▸ Supplied material:
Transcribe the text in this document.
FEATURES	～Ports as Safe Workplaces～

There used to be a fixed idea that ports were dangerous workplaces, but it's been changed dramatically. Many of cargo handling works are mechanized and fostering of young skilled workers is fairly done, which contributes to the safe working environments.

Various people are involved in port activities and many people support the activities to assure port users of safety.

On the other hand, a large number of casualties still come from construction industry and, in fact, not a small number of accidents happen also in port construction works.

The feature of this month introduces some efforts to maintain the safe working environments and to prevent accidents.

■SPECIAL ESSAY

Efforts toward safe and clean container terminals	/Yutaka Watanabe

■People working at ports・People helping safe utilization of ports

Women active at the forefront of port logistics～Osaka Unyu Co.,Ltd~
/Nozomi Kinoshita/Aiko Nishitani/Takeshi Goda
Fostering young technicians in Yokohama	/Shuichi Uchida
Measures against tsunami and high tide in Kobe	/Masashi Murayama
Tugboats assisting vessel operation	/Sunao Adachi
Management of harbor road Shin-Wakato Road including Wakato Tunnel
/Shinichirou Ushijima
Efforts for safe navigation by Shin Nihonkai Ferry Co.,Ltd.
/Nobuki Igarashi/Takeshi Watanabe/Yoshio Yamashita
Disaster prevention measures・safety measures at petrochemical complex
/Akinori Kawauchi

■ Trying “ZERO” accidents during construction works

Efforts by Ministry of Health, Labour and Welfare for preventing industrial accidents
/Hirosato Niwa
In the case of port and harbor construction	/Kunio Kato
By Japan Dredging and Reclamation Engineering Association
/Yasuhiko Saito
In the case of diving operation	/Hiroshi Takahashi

▸ Your goal: Print out every record again, exactly and in full.

▸ Solution to the exercise:
Transcribe the text in this document.
FEATURES	～Ports as Safe Workplaces～

There used to be a fixed idea that ports were dangerous workplaces, but it's been changed dramatically. Many of cargo handling works are mechanized and fostering of young skilled workers is fairly done, which contributes to the safe working environments.

Various people are involved in port activities and many people support the activities to assure port users of safety.

On the other hand, a large number of casualties still come from construction industry and, in fact, not a small number of accidents happen also in port construction works.

The feature of this month introduces some efforts to maintain the safe working environments and to prevent accidents.

■SPECIAL ESSAY

Efforts toward safe and clean container terminals	/Yutaka Watanabe

■People working at ports・People helping safe utilization of ports

Women active at the forefront of port logistics～Osaka Unyu Co.,Ltd~
/Nozomi Kinoshita/Aiko Nishitani/Takeshi Goda
Fostering young technicians in Yokohama	/Shuichi Uchida
Measures against tsunami and high tide in Kobe	/Masashi Murayama
Tugboats assisting vessel operation	/Sunao Adachi
Management of harbor road Shin-Wakato Road including Wakato Tunnel
/Shinichirou Ushijima
Efforts for safe navigation by Shin Nihonkai Ferry Co.,Ltd.
/Nobuki Igarashi/Takeshi Watanabe/Yoshio Yamashita
Disaster prevention measures・safety measures at petrochemical complex
/Akinori Kawauchi

■ Trying “ZERO” accidents during construction works

Efforts by Ministry of Health, Labour and Welfare for preventing industrial accidents
/Hirosato Niwa
In the case of port and harbor construction	/Kunio Kato
By Japan Dredging and Reclamation Engineering Association
/Yasuhiko Saito
In the case of diving operation	/Hiroshi Takahashi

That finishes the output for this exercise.